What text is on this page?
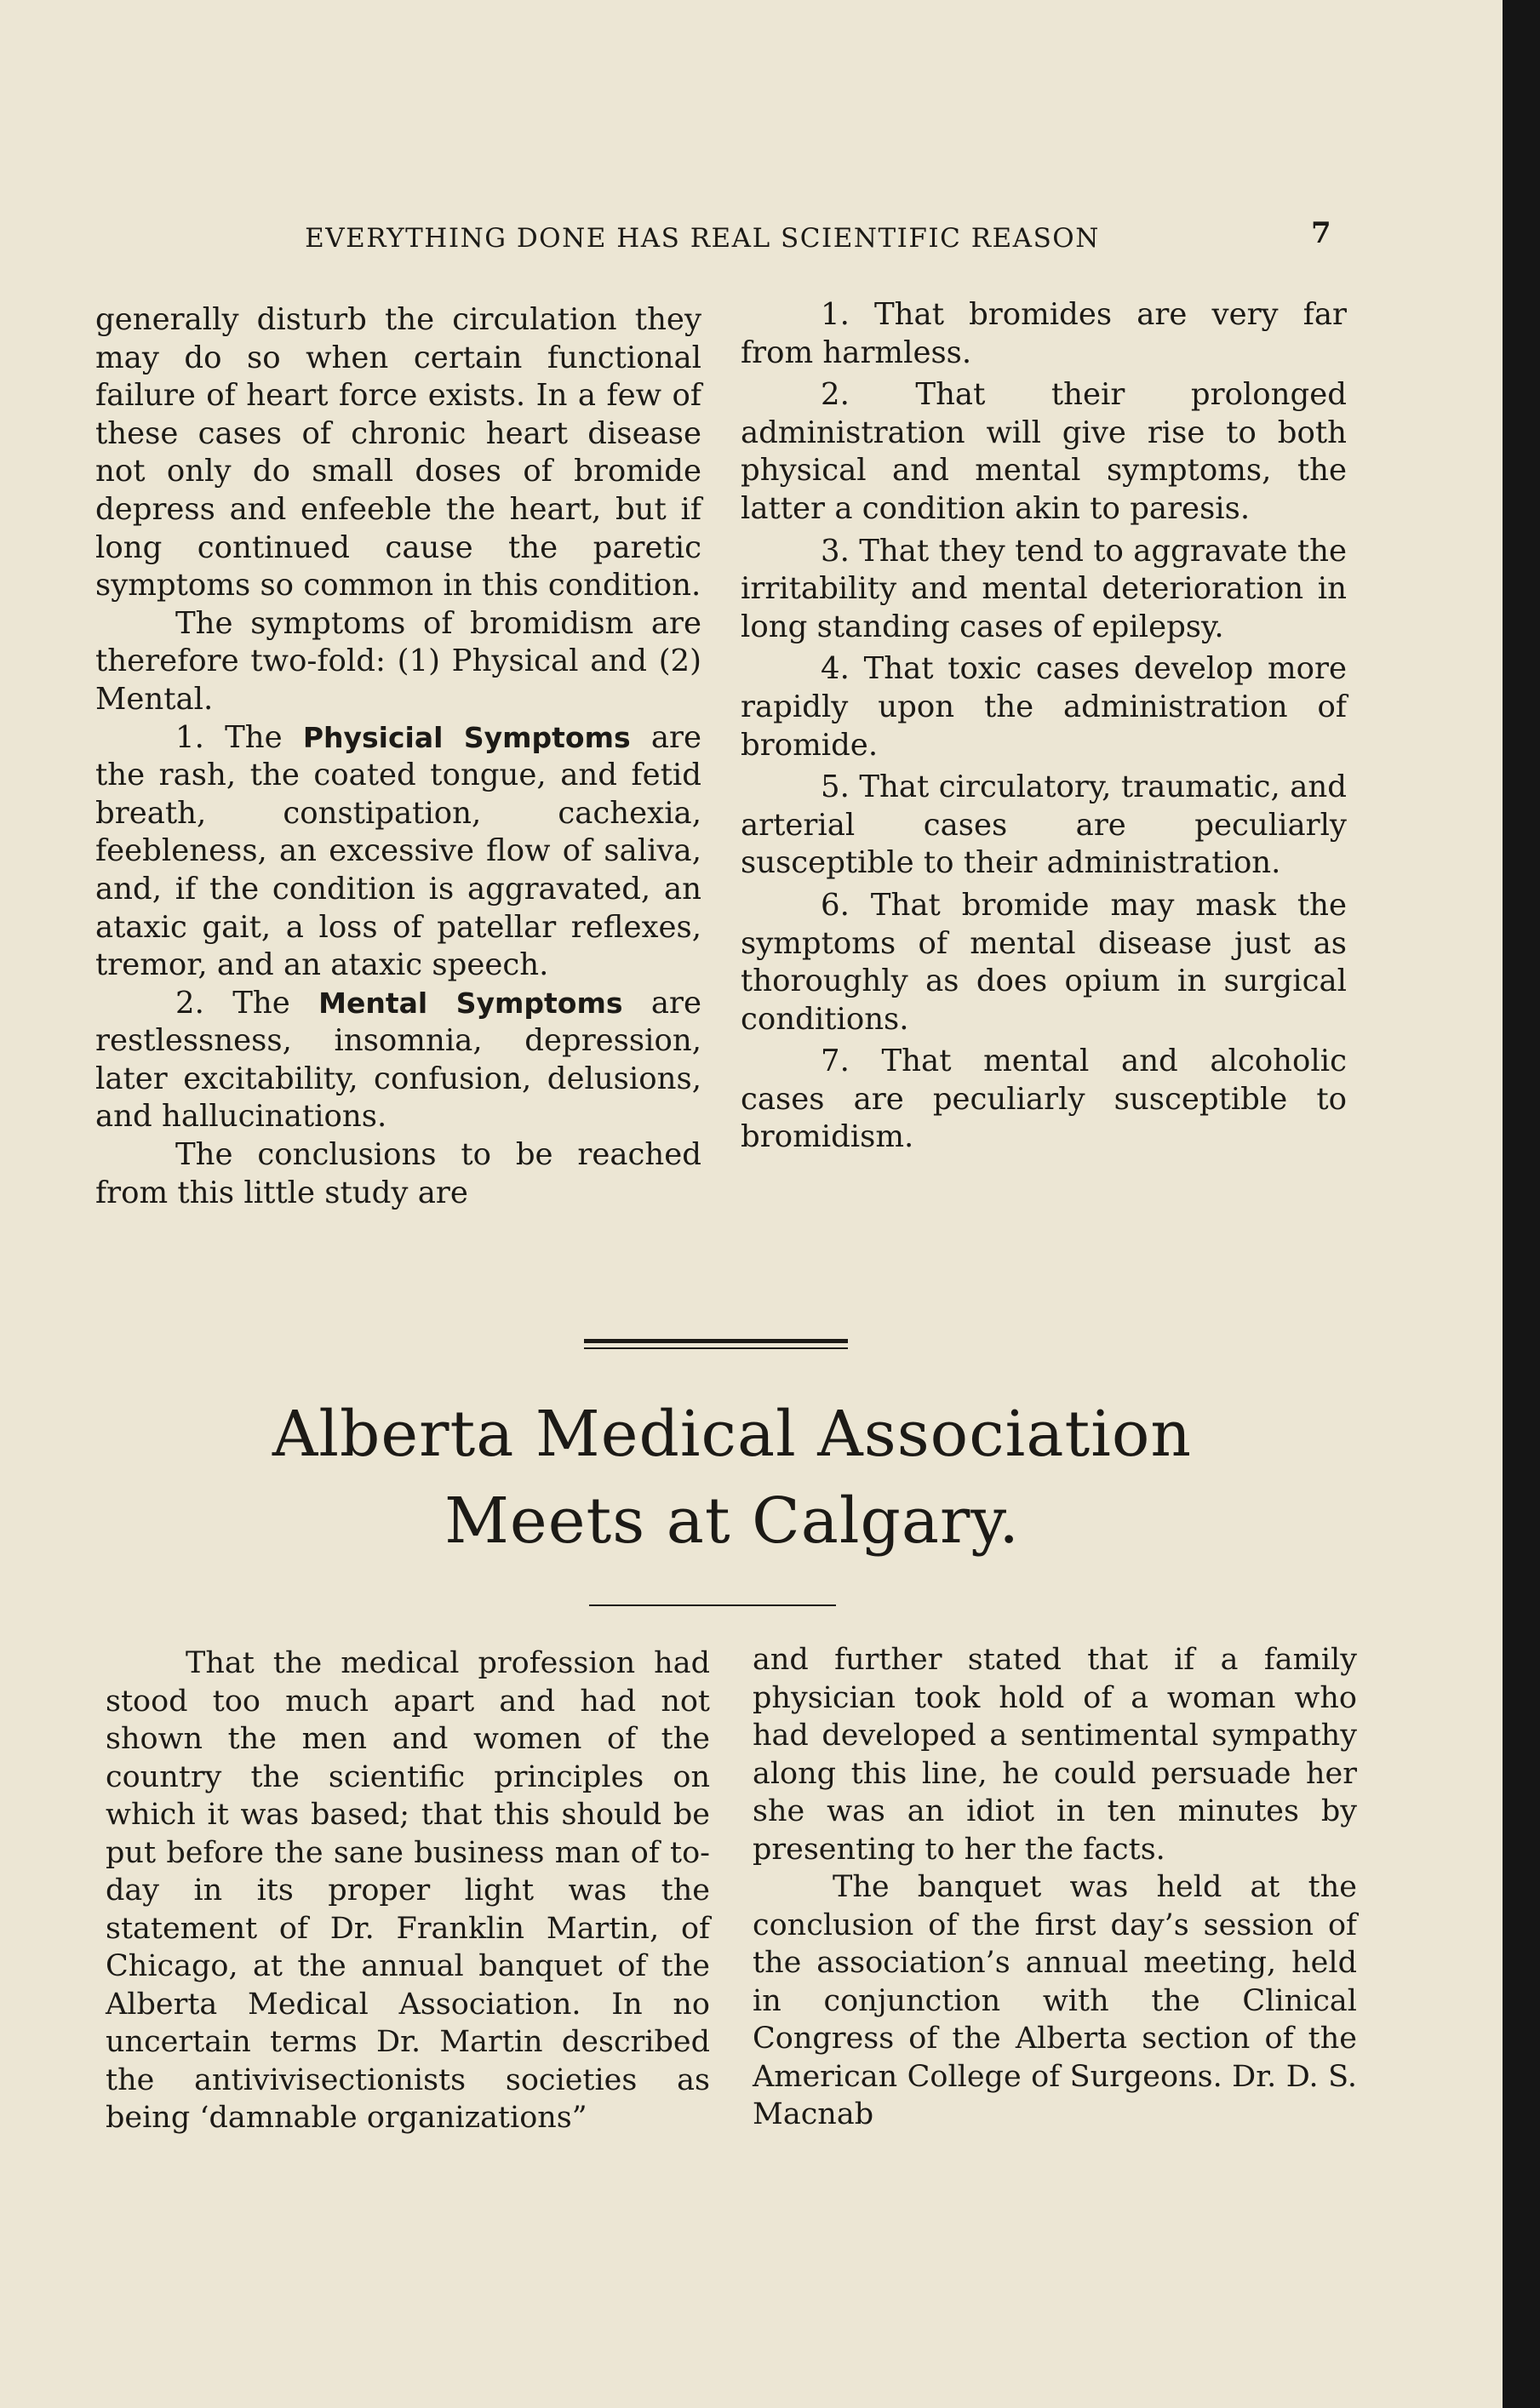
EVERYTHING DONE HAS REAL SCIENTIFIC REASON	7

generally disturb the circulation they may do so when certain functional failure of heart force exists. In a few of these cases of chronic heart disease not only do small doses of bromide depress and enfeeble the heart, but if long continued cause the paretic symptoms so common in this condition.

The symptoms of bromidism are therefore two-fold: (1) Physical and (2) Mental.

1. The Physicial Symptoms are the rash, the coated tongue, and fetid breath, constipation, cachexia, feebleness, an excessive flow of saliva, and, if the condition is aggravated, an ataxic gait, a loss of patellar reflexes, tremor, and an ataxic speech.

2. The Mental Symptoms are restlessness, insomnia, depression, later excitability, confusion, delusions, and hallucinations.

The conclusions to be reached from this little study are

1. That bromides are very far from harmless.

2. That their prolonged administration will give rise to both physical and mental symptoms, the latter a condition akin to paresis.

3. That they tend to aggravate the irritability and mental deterioration in long standing cases of epilepsy.

4. That toxic cases develop more rapidly upon the administration of bromide.

5. That circulatory, traumatic, and arterial cases are peculiarly susceptible to their administration.

6. That bromide may mask the symptoms of mental disease just as thoroughly as does opium in surgical conditions.

7. That mental and alcoholic cases are peculiarly susceptible to bromidism.

Alberta Medical Association
Meets at Calgary.

That the medical profession had stood too much apart and had not shown the men and women of the country the scientific principles on which it was based; that this should be put before the sane business man of to-day in its proper light was the statement of Dr. Franklin Martin, of Chicago, at the annual banquet of the Alberta Medical Association. In no uncertain terms Dr. Martin described the antivivisectionists societies as being ‘damnable organizations”

and further stated that if a family physician took hold of a woman who had developed a sentimental sympathy along this line, he could persuade her she was an idiot in ten minutes by presenting to her the facts.

The banquet was held at the conclusion of the first day’s session of the association’s annual meeting, held in conjunction with the Clinical Congress of the Alberta section of the American College of Surgeons. Dr. D. S. Macnab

##########

■ **EXERCISE OBJECTIVE**: Pictures stay out of the copy; please restate every record above exactly.

■ **ANSWER IN FULL**:
What text is on this page?
EVERYTHING DONE HAS REAL SCIENTIFIC REASON	7

generally disturb the circulation they may do so when certain functional failure of heart force exists. In a few of these cases of chronic heart disease not only do small doses of bromide depress and enfeeble the heart, but if long continued cause the paretic symptoms so common in this condition.

The symptoms of bromidism are therefore two-fold: (1) Physical and (2) Mental.

1. The Physicial Symptoms are the rash, the coated tongue, and fetid breath, constipation, cachexia, feebleness, an excessive flow of saliva, and, if the condition is aggravated, an ataxic gait, a loss of patellar reflexes, tremor, and an ataxic speech.

2. The Mental Symptoms are restlessness, insomnia, depression, later excitability, confusion, delusions, and hallucinations.

The conclusions to be reached from this little study are

1. That bromides are very far from harmless.

2. That their prolonged administration will give rise to both physical and mental symptoms, the latter a condition akin to paresis.

3. That they tend to aggravate the irritability and mental deterioration in long standing cases of epilepsy.

4. That toxic cases develop more rapidly upon the administration of bromide.

5. That circulatory, traumatic, and arterial cases are peculiarly susceptible to their administration.

6. That bromide may mask the symptoms of mental disease just as thoroughly as does opium in surgical conditions.

7. That mental and alcoholic cases are peculiarly susceptible to bromidism.

Alberta Medical Association
Meets at Calgary.

That the medical profession had stood too much apart and had not shown the men and women of the country the scientific principles on which it was based; that this should be put before the sane business man of to-day in its proper light was the statement of Dr. Franklin Martin, of Chicago, at the annual banquet of the Alberta Medical Association. In no uncertain terms Dr. Martin described the antivivisectionists societies as being ‘damnable organizations”

and further stated that if a family physician took hold of a woman who had developed a sentimental sympathy along this line, he could persuade her she was an idiot in ten minutes by presenting to her the facts.

The banquet was held at the conclusion of the first day’s session of the association’s annual meeting, held in conjunction with the Clinical Congress of the Alberta section of the American College of Surgeons. Dr. D. S. Macnab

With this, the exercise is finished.